▸ Written problem:
Wherever a line in the data below holds "title", copy that line.

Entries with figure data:
** Begin **

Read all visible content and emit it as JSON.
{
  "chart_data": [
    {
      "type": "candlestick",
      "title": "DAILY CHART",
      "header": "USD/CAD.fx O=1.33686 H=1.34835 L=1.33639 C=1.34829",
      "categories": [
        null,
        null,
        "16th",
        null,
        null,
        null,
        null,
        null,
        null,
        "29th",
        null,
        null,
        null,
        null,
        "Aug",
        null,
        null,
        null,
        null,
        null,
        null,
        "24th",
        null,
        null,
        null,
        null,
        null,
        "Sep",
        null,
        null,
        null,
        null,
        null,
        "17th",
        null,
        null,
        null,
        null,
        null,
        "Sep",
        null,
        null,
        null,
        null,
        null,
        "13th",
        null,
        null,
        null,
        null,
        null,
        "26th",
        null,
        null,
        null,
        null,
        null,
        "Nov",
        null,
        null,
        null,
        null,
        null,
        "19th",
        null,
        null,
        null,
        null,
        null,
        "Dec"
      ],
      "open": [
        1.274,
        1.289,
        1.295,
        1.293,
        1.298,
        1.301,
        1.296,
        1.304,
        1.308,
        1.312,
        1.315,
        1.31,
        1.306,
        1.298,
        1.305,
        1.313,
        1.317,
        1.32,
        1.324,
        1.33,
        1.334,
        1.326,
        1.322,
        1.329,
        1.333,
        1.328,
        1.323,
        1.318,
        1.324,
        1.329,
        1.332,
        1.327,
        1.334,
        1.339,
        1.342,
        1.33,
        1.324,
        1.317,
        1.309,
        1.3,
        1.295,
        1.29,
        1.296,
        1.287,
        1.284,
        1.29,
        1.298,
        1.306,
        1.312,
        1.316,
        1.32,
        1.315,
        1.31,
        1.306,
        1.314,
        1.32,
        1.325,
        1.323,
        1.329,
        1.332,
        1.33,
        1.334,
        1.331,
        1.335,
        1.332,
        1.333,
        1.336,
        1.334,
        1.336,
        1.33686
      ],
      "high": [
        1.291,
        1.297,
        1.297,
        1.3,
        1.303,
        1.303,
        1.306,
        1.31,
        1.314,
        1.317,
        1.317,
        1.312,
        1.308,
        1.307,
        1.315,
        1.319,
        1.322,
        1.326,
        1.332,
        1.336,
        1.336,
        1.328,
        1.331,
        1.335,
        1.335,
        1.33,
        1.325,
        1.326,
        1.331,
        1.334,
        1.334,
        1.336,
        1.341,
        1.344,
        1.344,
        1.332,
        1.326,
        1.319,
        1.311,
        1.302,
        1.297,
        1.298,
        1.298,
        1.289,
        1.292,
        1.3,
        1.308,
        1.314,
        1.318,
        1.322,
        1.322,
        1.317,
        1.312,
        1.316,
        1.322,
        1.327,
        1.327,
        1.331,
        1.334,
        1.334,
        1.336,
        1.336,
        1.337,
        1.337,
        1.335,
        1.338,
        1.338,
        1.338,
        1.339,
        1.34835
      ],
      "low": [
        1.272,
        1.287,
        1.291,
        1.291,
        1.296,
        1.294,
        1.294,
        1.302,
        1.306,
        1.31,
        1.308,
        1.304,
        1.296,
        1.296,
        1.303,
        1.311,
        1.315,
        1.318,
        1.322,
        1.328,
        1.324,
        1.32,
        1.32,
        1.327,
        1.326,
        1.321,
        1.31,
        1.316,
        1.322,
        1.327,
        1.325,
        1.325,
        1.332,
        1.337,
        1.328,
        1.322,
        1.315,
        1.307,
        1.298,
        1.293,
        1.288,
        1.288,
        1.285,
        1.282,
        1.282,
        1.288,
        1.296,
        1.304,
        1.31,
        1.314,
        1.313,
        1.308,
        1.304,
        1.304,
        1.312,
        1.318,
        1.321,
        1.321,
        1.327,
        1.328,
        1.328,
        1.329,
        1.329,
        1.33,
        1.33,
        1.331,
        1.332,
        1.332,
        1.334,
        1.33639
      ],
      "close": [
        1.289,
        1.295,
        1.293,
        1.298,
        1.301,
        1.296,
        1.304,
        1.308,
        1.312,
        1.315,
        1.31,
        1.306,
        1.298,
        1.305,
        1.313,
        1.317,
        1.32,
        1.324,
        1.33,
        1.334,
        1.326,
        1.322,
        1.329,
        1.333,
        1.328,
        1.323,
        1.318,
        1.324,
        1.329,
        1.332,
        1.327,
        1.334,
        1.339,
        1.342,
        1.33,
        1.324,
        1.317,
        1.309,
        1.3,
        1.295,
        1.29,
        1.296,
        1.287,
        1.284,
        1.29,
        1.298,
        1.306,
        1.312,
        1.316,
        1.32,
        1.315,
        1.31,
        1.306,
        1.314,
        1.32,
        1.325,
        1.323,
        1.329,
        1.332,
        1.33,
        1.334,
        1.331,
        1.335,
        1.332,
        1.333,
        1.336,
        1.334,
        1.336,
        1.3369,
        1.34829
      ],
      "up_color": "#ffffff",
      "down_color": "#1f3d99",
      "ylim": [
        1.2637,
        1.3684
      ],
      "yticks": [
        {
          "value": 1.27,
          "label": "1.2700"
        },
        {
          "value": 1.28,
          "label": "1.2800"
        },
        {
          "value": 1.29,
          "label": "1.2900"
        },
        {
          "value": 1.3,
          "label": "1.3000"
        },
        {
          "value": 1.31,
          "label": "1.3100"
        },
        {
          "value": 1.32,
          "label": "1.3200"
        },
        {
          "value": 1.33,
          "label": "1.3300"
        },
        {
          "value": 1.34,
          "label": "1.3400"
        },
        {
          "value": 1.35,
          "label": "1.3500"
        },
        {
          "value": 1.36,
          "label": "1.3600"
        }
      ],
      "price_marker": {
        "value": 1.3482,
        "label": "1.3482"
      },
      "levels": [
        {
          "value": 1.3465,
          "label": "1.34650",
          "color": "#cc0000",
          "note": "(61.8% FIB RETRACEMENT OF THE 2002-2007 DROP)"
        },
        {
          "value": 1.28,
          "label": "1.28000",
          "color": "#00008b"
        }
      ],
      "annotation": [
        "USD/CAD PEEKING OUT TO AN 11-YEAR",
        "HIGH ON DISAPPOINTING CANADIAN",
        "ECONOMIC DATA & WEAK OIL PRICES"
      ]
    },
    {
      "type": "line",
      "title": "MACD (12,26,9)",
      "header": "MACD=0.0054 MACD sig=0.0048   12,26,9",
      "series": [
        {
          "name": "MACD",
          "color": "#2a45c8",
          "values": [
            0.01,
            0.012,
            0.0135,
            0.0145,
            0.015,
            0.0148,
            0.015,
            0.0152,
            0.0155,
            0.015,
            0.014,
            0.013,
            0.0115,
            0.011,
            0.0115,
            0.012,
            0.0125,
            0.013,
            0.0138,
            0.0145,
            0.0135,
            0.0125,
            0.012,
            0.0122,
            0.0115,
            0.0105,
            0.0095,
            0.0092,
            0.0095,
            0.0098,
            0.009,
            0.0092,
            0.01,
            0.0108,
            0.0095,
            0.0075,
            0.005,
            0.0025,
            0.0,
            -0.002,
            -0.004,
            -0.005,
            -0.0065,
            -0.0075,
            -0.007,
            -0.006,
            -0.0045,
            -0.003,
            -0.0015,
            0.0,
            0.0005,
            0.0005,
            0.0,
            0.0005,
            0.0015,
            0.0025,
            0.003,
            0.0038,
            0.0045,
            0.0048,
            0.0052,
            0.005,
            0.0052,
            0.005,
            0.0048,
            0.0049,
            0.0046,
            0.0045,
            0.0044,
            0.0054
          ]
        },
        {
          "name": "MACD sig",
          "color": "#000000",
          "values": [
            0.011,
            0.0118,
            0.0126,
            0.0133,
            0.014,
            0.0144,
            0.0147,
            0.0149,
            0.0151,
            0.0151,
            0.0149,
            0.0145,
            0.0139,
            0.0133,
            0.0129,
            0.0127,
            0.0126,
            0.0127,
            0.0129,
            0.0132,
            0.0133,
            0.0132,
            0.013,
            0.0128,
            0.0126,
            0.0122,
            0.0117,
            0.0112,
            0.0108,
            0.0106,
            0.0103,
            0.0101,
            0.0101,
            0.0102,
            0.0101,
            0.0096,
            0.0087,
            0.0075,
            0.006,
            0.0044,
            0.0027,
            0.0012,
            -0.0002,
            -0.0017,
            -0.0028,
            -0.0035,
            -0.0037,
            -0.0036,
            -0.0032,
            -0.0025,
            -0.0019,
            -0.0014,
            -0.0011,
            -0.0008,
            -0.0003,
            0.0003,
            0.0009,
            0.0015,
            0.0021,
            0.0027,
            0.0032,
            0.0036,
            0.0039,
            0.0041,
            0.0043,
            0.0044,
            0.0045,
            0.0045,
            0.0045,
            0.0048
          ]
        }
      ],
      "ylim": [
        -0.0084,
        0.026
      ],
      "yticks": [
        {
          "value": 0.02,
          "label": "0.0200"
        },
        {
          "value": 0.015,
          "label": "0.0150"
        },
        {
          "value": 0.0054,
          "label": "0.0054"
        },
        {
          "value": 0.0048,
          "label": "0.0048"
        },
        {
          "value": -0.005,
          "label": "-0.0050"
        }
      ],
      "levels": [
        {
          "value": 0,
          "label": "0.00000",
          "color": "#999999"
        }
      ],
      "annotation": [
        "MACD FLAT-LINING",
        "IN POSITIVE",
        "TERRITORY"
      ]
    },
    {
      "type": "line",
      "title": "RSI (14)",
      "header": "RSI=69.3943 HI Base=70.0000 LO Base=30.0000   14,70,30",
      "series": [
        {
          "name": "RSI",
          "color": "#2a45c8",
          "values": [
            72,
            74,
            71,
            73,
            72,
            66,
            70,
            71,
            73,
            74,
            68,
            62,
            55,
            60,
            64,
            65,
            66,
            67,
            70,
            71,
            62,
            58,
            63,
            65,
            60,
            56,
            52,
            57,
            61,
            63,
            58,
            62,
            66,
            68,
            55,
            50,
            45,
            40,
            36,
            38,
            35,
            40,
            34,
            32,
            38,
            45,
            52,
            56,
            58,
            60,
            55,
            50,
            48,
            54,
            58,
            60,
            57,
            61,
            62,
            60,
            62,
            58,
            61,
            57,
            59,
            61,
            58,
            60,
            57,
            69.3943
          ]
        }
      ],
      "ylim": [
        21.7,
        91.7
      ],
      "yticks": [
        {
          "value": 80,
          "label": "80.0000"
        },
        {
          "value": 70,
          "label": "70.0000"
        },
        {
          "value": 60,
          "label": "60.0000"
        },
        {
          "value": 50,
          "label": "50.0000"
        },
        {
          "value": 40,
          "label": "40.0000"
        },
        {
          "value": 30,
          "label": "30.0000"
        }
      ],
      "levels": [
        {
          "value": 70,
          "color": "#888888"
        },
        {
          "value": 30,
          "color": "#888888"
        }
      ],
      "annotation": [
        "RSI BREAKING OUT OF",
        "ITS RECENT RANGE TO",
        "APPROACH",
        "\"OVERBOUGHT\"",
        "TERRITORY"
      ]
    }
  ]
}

** End **

▸ Exercise response:
      "title": "DAILY CHART",
      "title": "MACD (12,26,9)",
      "title": "RSI (14)",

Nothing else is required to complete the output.